The exercise: Write out the listing in full, matching it word for word.

== Exercise materials ==

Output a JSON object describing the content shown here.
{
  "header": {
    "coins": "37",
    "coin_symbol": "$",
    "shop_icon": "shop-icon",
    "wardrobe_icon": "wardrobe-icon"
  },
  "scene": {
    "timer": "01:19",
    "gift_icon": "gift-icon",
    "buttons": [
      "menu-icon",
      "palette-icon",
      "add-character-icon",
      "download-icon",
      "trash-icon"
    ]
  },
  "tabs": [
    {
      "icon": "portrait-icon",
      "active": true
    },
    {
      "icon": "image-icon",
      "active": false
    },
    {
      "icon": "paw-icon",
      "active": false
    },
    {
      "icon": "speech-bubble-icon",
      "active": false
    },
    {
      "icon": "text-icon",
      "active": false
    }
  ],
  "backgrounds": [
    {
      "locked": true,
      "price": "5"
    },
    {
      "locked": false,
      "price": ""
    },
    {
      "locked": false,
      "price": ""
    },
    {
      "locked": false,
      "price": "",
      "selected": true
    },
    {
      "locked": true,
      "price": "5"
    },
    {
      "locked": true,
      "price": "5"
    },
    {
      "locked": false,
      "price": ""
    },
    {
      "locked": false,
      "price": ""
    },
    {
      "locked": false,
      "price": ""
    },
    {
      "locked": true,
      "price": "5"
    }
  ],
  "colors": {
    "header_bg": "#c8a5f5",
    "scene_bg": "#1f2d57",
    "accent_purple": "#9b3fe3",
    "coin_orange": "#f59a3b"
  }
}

===

Problem solution:
Output a JSON object describing the content shown here.
{
  "header": {
    "coins": "37",
    "coin_symbol": "$",
    "shop_icon": "shop-icon",
    "wardrobe_icon": "wardrobe-icon"
  },
  "scene": {
    "timer": "01:19",
    "gift_icon": "gift-icon",
    "buttons": [
      "menu-icon",
      "palette-icon",
      "add-character-icon",
      "download-icon",
      "trash-icon"
    ]
  },
  "tabs": [
    {
      "icon": "portrait-icon",
      "active": true
    },
    {
      "icon": "image-icon",
      "active": false
    },
    {
      "icon": "paw-icon",
      "active": false
    },
    {
      "icon": "speech-bubble-icon",
      "active": false
    },
    {
      "icon": "text-icon",
      "active": false
    }
  ],
  "backgrounds": [
    {
      "locked": true,
      "price": "5"
    },
    {
      "locked": false,
      "price": ""
    },
    {
      "locked": false,
      "price": ""
    },
    {
      "locked": false,
      "price": "",
      "selected": true
    },
    {
      "locked": true,
      "price": "5"
    },
    {
      "locked": true,
      "price": "5"
    },
    {
      "locked": false,
      "price": ""
    },
    {
      "locked": false,
      "price": ""
    },
    {
      "locked": false,
      "price": ""
    },
    {
      "locked": true,
      "price": "5"
    }
  ],
  "colors": {
    "header_bg": "#c8a5f5",
    "scene_bg": "#1f2d57",
    "accent_purple": "#9b3fe3",
    "coin_orange": "#f59a3b"
  }
}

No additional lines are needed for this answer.